▶ GIVEN EXERCISE
Say how many lines contain "JSON"; the answer is the number alone.

══ MATERIAL FOR THIS TASK ══

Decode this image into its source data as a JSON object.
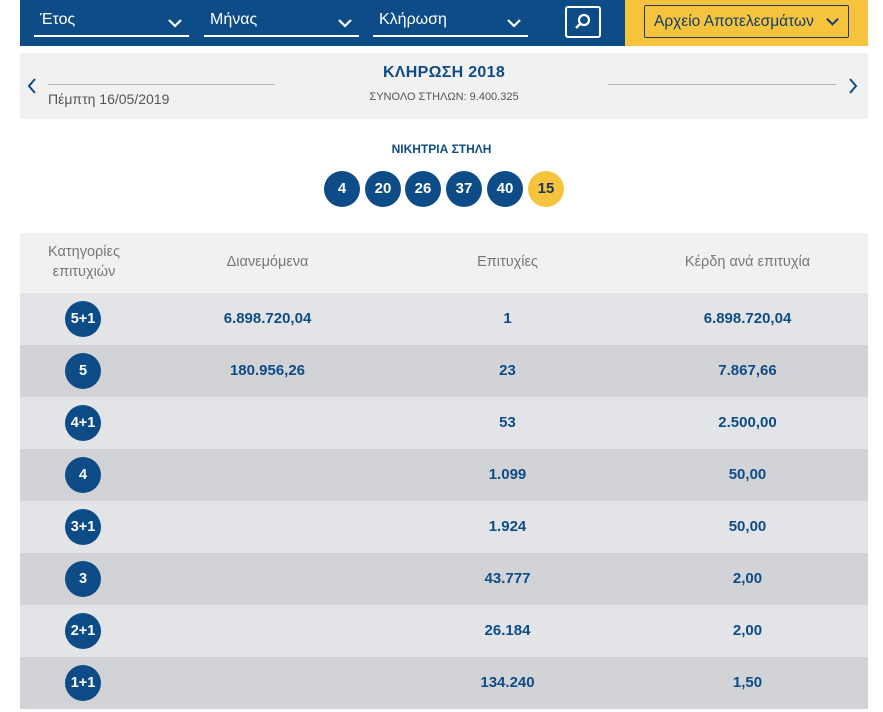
{
  "filters": {
    "year_label": "Έτος",
    "month_label": "Μήνας",
    "draw_label": "Κλήρωση",
    "archive_label": "Αρχείο Αποτελεσμάτων"
  },
  "draw": {
    "date": "Πέμπτη 16/05/2019",
    "title": "ΚΛΗΡΩΣΗ 2018",
    "total_columns": "ΣΥΝΟΛΟ ΣΤΗΛΩΝ: 9.400.325"
  },
  "winning": {
    "label": "ΝΙΚΗΤΡΙΑ ΣΤΗΛΗ",
    "numbers": [
      "4",
      "20",
      "26",
      "37",
      "40"
    ],
    "joker": "15"
  },
  "table": {
    "headers": {
      "category_line1": "Κατηγορίες",
      "category_line2": "επιτυχιών",
      "distributed": "Διανεμόμενα",
      "successes": "Επιτυχίες",
      "gain": "Κέρδη ανά επιτυχία"
    },
    "rows": [
      {
        "category": "5+1",
        "distributed": "6.898.720,04",
        "successes": "1",
        "gain": "6.898.720,04"
      },
      {
        "category": "5",
        "distributed": "180.956,26",
        "successes": "23",
        "gain": "7.867,66"
      },
      {
        "category": "4+1",
        "distributed": "",
        "successes": "53",
        "gain": "2.500,00"
      },
      {
        "category": "4",
        "distributed": "",
        "successes": "1.099",
        "gain": "50,00"
      },
      {
        "category": "3+1",
        "distributed": "",
        "successes": "1.924",
        "gain": "50,00"
      },
      {
        "category": "3",
        "distributed": "",
        "successes": "43.777",
        "gain": "2,00"
      },
      {
        "category": "2+1",
        "distributed": "",
        "successes": "26.184",
        "gain": "2,00"
      },
      {
        "category": "1+1",
        "distributed": "",
        "successes": "134.240",
        "gain": "1,50"
      }
    ]
  },
  "colors": {
    "primary": "#0e4c87",
    "accent": "#f6c33c"
  }
}
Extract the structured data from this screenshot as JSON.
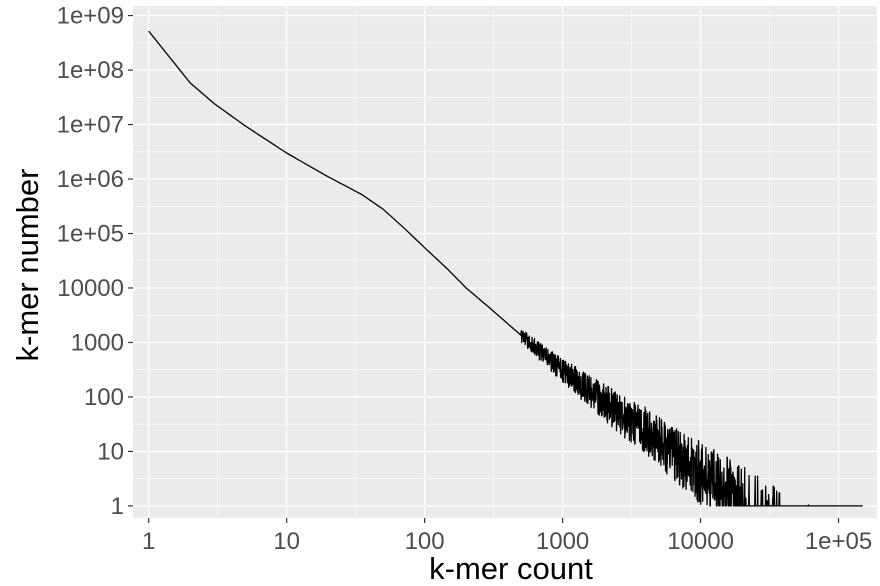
{
  "chart_data": {
    "type": "line",
    "title": "",
    "xlabel": "k-mer count",
    "ylabel": "k-mer number",
    "xscale": "log",
    "yscale": "log",
    "xlim": [
      0.77,
      190000
    ],
    "ylim": [
      0.6,
      1500000000.0
    ],
    "x_ticks": [
      {
        "value": 1,
        "label": "1"
      },
      {
        "value": 10,
        "label": "10"
      },
      {
        "value": 100,
        "label": "100"
      },
      {
        "value": 1000,
        "label": "1000"
      },
      {
        "value": 10000,
        "label": "10000"
      },
      {
        "value": 100000,
        "label": "1e+05"
      }
    ],
    "y_ticks": [
      {
        "value": 1,
        "label": "1"
      },
      {
        "value": 10,
        "label": "10"
      },
      {
        "value": 100,
        "label": "100"
      },
      {
        "value": 1000,
        "label": "1000"
      },
      {
        "value": 10000,
        "label": "10000"
      },
      {
        "value": 100000,
        "label": "1e+05"
      },
      {
        "value": 1000000,
        "label": "1e+06"
      },
      {
        "value": 10000000,
        "label": "1e+07"
      },
      {
        "value": 100000000,
        "label": "1e+08"
      },
      {
        "value": 1000000000,
        "label": "1e+09"
      }
    ],
    "grid": true,
    "panel_background": "#ebebeb",
    "grid_color": "#ffffff",
    "line_color": "#000000",
    "series": [
      {
        "x": [
          1,
          2,
          3,
          5,
          10,
          20,
          35,
          50,
          70,
          100,
          150,
          200,
          300,
          500,
          700,
          1000,
          1500,
          2000,
          3000,
          4000,
          5000,
          6000,
          8000,
          10000
        ],
        "y": [
          520000000,
          58000000,
          24000000,
          9500000,
          3000000,
          1100000,
          520000,
          280000,
          130000,
          55000,
          21000,
          10000,
          4200,
          1350,
          650,
          300,
          140,
          80,
          38,
          24,
          15,
          10,
          6,
          4
        ]
      }
    ],
    "noisy_tail": {
      "from": 500,
      "to": 150000,
      "baseline": 1,
      "last_x": 150000
    }
  }
}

═══

▶ RESPONSE TO THE EXERCISE
2